What to work on: Separate out the lines that hold "ozve".

- - -

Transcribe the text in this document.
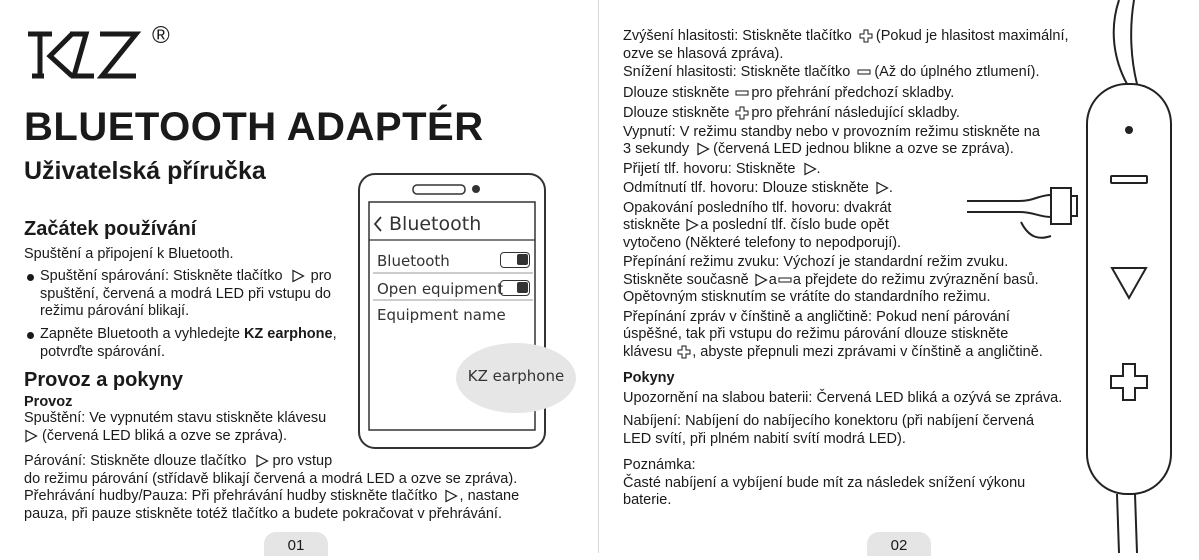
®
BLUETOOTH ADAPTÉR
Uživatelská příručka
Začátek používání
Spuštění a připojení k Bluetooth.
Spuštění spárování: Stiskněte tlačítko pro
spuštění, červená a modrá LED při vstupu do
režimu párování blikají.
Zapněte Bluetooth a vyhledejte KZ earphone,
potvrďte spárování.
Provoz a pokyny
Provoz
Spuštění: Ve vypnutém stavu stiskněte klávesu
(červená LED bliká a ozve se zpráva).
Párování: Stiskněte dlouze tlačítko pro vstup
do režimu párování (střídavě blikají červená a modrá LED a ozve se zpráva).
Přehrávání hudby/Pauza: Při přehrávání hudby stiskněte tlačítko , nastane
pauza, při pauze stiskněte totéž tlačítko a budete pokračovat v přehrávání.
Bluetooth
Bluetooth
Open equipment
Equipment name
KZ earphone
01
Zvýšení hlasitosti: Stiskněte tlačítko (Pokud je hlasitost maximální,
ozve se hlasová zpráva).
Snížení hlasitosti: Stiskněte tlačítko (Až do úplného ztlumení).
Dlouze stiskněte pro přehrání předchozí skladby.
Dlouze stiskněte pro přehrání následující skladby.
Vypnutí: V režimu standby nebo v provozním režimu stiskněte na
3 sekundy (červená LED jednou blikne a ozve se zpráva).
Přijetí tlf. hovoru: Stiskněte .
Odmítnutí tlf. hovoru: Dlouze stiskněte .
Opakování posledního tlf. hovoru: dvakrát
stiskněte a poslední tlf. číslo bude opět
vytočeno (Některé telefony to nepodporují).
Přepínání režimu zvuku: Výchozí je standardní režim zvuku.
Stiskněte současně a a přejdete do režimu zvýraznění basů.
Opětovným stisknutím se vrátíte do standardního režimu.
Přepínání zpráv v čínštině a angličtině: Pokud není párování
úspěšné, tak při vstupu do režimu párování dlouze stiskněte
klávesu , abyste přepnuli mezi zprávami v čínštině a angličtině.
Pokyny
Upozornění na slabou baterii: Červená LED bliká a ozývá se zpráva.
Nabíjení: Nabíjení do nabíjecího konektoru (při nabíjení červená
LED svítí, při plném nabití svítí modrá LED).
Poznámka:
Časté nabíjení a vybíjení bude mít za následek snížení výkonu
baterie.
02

- - -

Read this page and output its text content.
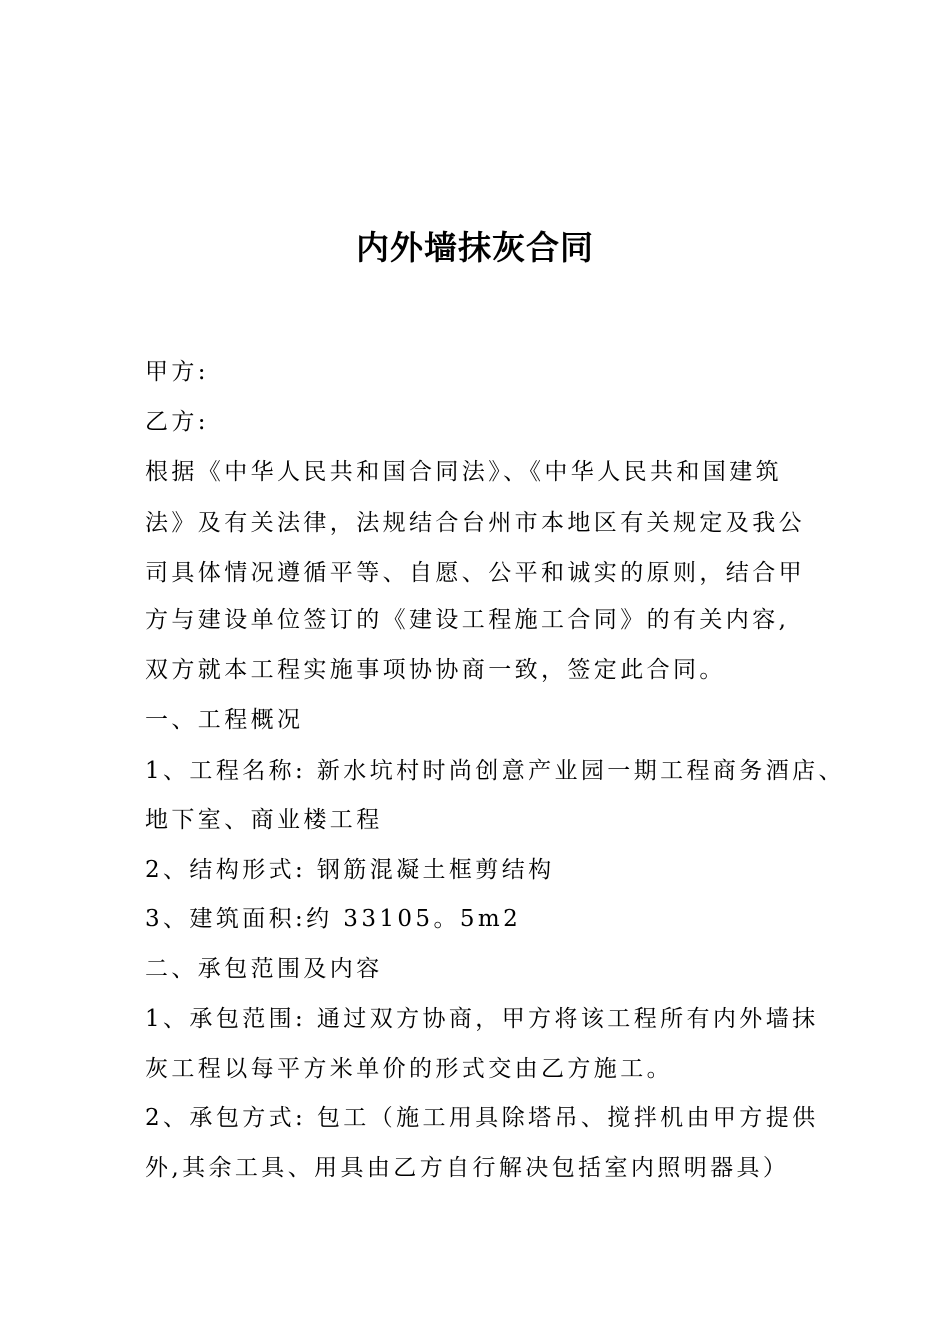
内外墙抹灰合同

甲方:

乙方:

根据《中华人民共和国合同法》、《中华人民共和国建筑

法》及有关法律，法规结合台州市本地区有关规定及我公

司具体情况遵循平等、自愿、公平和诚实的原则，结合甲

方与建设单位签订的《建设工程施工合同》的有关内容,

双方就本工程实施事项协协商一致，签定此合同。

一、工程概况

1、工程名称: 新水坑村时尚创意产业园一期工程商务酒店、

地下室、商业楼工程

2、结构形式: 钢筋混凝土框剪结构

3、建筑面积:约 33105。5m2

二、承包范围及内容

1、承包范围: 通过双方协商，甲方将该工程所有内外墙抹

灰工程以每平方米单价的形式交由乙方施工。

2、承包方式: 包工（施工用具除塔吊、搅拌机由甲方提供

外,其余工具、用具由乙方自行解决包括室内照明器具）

- - -

Solution to the exercise:
(červená LED bliká a ozve se zpráva).
do režimu párování (střídavě blikají červená a modrá LED a ozve se zpráva).
ozve se hlasová zpráva).
3 sekundy (červená LED jednou blikne a ozve se zpráva).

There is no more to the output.